WORK TO DO ▸ Lay out each line of the rows below as a Markdown table with two columns, No. and Line, giving each line a number and skipping blank lines. Leave the pictures out.

DATA SHOWN ▸
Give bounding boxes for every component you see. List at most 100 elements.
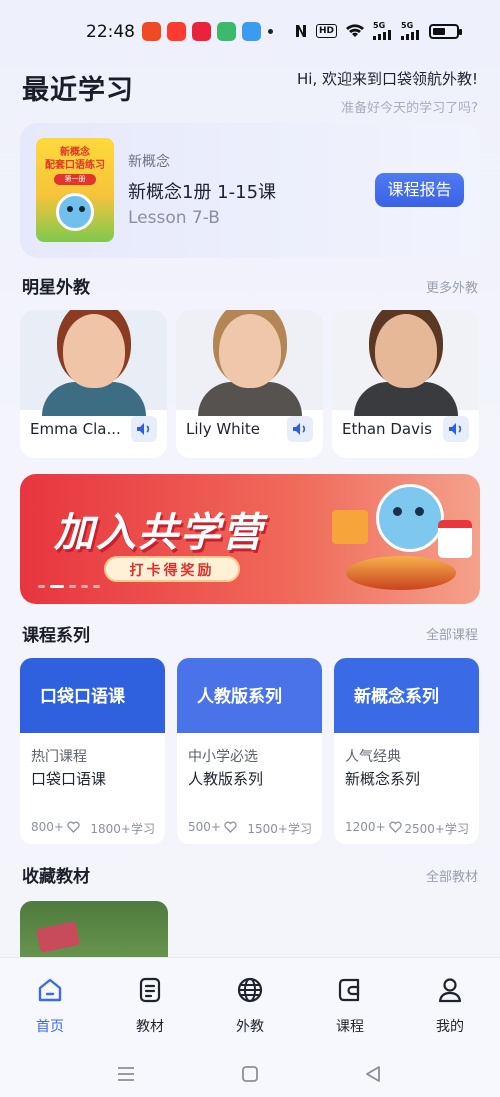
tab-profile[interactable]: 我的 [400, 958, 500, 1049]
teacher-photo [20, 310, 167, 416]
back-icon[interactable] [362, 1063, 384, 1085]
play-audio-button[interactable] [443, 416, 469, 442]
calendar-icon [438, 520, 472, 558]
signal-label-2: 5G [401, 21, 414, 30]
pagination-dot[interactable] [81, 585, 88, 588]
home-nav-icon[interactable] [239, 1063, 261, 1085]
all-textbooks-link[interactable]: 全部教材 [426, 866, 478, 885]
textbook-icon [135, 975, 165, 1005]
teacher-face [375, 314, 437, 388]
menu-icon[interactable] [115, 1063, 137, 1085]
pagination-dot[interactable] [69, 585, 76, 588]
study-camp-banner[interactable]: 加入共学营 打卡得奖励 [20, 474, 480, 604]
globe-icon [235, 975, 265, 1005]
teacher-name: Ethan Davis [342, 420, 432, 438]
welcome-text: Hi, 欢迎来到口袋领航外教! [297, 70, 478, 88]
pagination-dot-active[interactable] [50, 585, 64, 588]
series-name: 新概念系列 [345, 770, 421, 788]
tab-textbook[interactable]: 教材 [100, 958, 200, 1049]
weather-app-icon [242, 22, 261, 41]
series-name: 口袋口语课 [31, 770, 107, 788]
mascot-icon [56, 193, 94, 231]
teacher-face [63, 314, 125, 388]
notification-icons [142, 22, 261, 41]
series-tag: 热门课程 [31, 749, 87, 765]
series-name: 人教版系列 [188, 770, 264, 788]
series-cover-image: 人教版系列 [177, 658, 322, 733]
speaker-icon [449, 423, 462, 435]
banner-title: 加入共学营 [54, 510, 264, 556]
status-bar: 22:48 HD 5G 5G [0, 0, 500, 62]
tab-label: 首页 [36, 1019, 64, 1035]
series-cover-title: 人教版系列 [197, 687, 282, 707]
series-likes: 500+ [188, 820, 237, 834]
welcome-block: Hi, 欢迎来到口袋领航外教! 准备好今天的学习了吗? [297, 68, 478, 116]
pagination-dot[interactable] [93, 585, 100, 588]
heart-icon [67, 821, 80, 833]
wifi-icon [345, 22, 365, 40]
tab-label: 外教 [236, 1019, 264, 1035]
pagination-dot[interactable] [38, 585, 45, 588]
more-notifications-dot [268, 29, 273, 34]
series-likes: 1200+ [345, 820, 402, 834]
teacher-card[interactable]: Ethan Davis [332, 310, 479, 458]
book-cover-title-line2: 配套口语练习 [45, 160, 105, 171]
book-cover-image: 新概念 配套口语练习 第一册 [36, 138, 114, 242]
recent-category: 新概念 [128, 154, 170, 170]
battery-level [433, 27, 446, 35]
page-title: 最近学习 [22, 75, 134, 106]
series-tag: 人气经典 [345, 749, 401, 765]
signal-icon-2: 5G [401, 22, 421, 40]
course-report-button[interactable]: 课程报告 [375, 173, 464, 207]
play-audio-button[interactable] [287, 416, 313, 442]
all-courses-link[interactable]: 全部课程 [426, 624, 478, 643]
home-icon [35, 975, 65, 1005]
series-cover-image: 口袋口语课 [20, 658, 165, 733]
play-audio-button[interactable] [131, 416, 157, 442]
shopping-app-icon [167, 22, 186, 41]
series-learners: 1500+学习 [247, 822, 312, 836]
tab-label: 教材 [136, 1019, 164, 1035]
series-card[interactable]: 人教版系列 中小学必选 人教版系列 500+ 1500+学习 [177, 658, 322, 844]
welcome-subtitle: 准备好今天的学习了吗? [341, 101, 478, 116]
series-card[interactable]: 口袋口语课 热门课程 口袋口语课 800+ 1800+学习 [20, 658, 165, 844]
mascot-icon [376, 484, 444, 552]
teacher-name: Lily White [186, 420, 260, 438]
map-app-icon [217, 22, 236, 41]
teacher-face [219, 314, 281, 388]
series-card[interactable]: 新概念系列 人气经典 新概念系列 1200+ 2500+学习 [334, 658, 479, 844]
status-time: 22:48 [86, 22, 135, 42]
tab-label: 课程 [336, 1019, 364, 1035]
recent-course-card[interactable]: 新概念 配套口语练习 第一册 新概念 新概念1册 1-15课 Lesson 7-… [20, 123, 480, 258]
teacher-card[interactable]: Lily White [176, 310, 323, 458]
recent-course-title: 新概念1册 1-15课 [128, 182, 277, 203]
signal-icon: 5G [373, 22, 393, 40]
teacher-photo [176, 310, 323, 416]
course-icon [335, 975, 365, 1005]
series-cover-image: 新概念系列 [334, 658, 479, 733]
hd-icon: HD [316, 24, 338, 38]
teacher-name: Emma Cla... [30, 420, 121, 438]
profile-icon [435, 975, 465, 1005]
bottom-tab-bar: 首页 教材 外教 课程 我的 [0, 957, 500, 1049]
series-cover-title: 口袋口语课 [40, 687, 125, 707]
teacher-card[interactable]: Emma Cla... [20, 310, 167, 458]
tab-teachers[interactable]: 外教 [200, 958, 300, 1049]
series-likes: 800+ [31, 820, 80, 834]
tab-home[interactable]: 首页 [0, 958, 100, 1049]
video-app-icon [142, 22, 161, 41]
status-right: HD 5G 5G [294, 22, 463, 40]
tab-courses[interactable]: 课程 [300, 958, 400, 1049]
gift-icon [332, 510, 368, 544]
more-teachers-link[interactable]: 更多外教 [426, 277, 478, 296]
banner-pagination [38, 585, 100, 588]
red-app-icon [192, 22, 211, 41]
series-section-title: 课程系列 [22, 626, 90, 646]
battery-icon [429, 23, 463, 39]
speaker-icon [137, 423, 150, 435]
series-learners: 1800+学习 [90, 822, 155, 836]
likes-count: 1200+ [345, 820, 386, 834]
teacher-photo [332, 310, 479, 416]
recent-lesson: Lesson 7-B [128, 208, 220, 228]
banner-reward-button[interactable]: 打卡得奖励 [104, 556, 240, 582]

RESPONSE FOR THIS EXERCISE ▸
| No. | Line |
|---|---|
| 1 | Give bounding boxes for every component you see. List at most 100 elements. |
| 2 | tab-profile[interactable]: 我的 [400, 958, 500, 1049] |
| 3 | teacher-photo [20, 310, 167, 416] |
| 4 | back-icon[interactable] [362, 1063, 384, 1085] |
| 5 | play-audio-button[interactable] [443, 416, 469, 442] |
| 6 | calendar-icon [438, 520, 472, 558] |
| 7 | signal-label-2: 5G [401, 21, 414, 30] |
| 8 | pagination-dot[interactable] [81, 585, 88, 588] |
| 9 | home-nav-icon[interactable] [239, 1063, 261, 1085] |
| 10 | all-textbooks-link[interactable]: 全部教材 [426, 866, 478, 885] |
| 11 | textbook-icon [135, 975, 165, 1005] |
| 12 | teacher-face [375, 314, 437, 388] |
| 13 | menu-icon[interactable] [115, 1063, 137, 1085] |
| 14 | pagination-dot[interactable] [69, 585, 76, 588] |
| 15 | study-camp-banner[interactable]: 加入共学营 打卡得奖励 [20, 474, 480, 604] |
| 16 | globe-icon [235, 975, 265, 1005] |
| 17 | teacher-name: Ethan Davis [342, 420, 432, 438] |
| 18 | welcome-text: Hi, 欢迎来到口袋领航外教! [297, 70, 478, 88] |
| 19 | pagination-dot-active[interactable] [50, 585, 64, 588] |
| 20 | series-name: 新概念系列 [345, 770, 421, 788] |
| 21 | tab-textbook[interactable]: 教材 [100, 958, 200, 1049] |
| 22 | weather-app-icon [242, 22, 261, 41] |
| 23 | series-name: 口袋口语课 [31, 770, 107, 788] |
| 24 | mascot-icon [56, 193, 94, 231] |
| 25 | teacher-face [63, 314, 125, 388] |
| 26 | notification-icons [142, 22, 261, 41] |
| 27 | series-tag: 热门课程 [31, 749, 87, 765] |
| 28 | series-name: 人教版系列 [188, 770, 264, 788] |
| 29 | series-cover-image: 人教版系列 [177, 658, 322, 733] |
| 30 | speaker-icon [449, 423, 462, 435] |
| 31 | banner-title: 加入共学营 [54, 510, 264, 556] |
| 32 | status-bar: 22:48 HD 5G 5G [0, 0, 500, 62] |
| 33 | tab-label: 首页 [36, 1019, 64, 1035] |
| 34 | series-cover-title: 人教版系列 [197, 687, 282, 707] |
| 35 | series-likes: 500+ [188, 820, 237, 834] |
| 36 | welcome-block: Hi, 欢迎来到口袋领航外教! 准备好今天的学习了吗? [297, 68, 478, 116] |
| 37 | pagination-dot[interactable] [93, 585, 100, 588] |
| 38 | heart-icon [67, 821, 80, 833] |
| 39 | wifi-icon [345, 22, 365, 40] |
| 40 | tab-label: 外教 [236, 1019, 264, 1035] |
| 41 | pagination-dot[interactable] [38, 585, 45, 588] |
| 42 | more-notifications-dot [268, 29, 273, 34] |
| 43 | series-likes: 1200+ [345, 820, 402, 834] |
| 44 | teacher-card[interactable]: Ethan Davis [332, 310, 479, 458] |
| 45 | book-cover-title-line2: 配套口语练习 [45, 160, 105, 171] |
| 46 | book-cover-image: 新概念 配套口语练习 第一册 [36, 138, 114, 242] |
| 47 | recent-category: 新概念 [128, 154, 170, 170] |
| 48 | battery-level [433, 27, 446, 35] |
| 49 | page-title: 最近学习 [22, 75, 134, 106] |
| 50 | series-tag: 人气经典 [345, 749, 401, 765] |
| 51 | signal-icon-2: 5G [401, 22, 421, 40] |
| 52 | course-report-button[interactable]: 课程报告 [375, 173, 464, 207] |
| 53 | play-audio-button[interactable] [287, 416, 313, 442] |
| 54 | all-courses-link[interactable]: 全部课程 [426, 624, 478, 643] |
| 55 | home-icon [35, 975, 65, 1005] |
| 56 | series-cover-image: 口袋口语课 [20, 658, 165, 733] |
| 57 | play-audio-button[interactable] [131, 416, 157, 442] |
| 58 | shopping-app-icon [167, 22, 186, 41] |
| 59 | series-learners: 1500+学习 [247, 822, 312, 836] |
| 60 | tab-label: 教材 [136, 1019, 164, 1035] |
| 61 | series-card[interactable]: 人教版系列 中小学必选 人教版系列 500+ 1500+学习 [177, 658, 322, 844] |
| 62 | welcome-subtitle: 准备好今天的学习了吗? [341, 101, 478, 116] |
| 63 | series-card[interactable]: 口袋口语课 热门课程 口袋口语课 800+ 1800+学习 [20, 658, 165, 844] |
| 64 | mascot-icon [376, 484, 444, 552] |
| 65 | teacher-name: Lily White [186, 420, 260, 438] |
| 66 | map-app-icon [217, 22, 236, 41] |
| 67 | teacher-face [219, 314, 281, 388] |
| 68 | series-card[interactable]: 新概念系列 人气经典 新概念系列 1200+ 2500+学习 [334, 658, 479, 844] |
| 69 | status-time: 22:48 [86, 22, 135, 42] |
| 70 | tab-label: 课程 [336, 1019, 364, 1035] |
| 71 | recent-course-card[interactable]: 新概念 配套口语练习 第一册 新概念 新概念1册 1-15课 Lesson 7-… [20, 123, 480, 258] |
| 72 | teacher-card[interactable]: Lily White [176, 310, 323, 458] |
| 73 | recent-course-title: 新概念1册 1-15课 [128, 182, 277, 203] |
| 74 | signal-icon: 5G [373, 22, 393, 40] |
| 75 | teacher-photo [176, 310, 323, 416] |
| 76 | course-icon [335, 975, 365, 1005] |
| 77 | series-cover-image: 新概念系列 [334, 658, 479, 733] |
| 78 | hd-icon: HD [316, 24, 338, 38] |
| 79 | teacher-name: Emma Cla... [30, 420, 121, 438] |
| 80 | profile-icon [435, 975, 465, 1005] |
| 81 | bottom-tab-bar: 首页 教材 外教 课程 我的 [0, 957, 500, 1049] |
| 82 | series-cover-title: 口袋口语课 [40, 687, 125, 707] |
| 83 | teacher-card[interactable]: Emma Cla... [20, 310, 167, 458] |
| 84 | tab-teachers[interactable]: 外教 [200, 958, 300, 1049] |
| 85 | series-likes: 800+ [31, 820, 80, 834] |
| 86 | tab-home[interactable]: 首页 [0, 958, 100, 1049] |
| 87 | video-app-icon [142, 22, 161, 41] |
| 88 | status-right: HD 5G 5G [294, 22, 463, 40] |
| 89 | tab-courses[interactable]: 课程 [300, 958, 400, 1049] |
| 90 | gift-icon [332, 510, 368, 544] |
| 91 | more-teachers-link[interactable]: 更多外教 [426, 277, 478, 296] |
| 92 | banner-pagination [38, 585, 100, 588] |
| 93 | red-app-icon [192, 22, 211, 41] |
| 94 | series-section-title: 课程系列 [22, 626, 90, 646] |
| 95 | battery-icon [429, 23, 463, 39] |
| 96 | speaker-icon [137, 423, 150, 435] |
| 97 | series-learners: 1800+学习 [90, 822, 155, 836] |
| 98 | likes-count: 1200+ [345, 820, 386, 834] |
| 99 | teacher-photo [332, 310, 479, 416] |
| 100 | recent-lesson: Lesson 7-B [128, 208, 220, 228] |
| 101 | banner-reward-button[interactable]: 打卡得奖励 [104, 556, 240, 582] |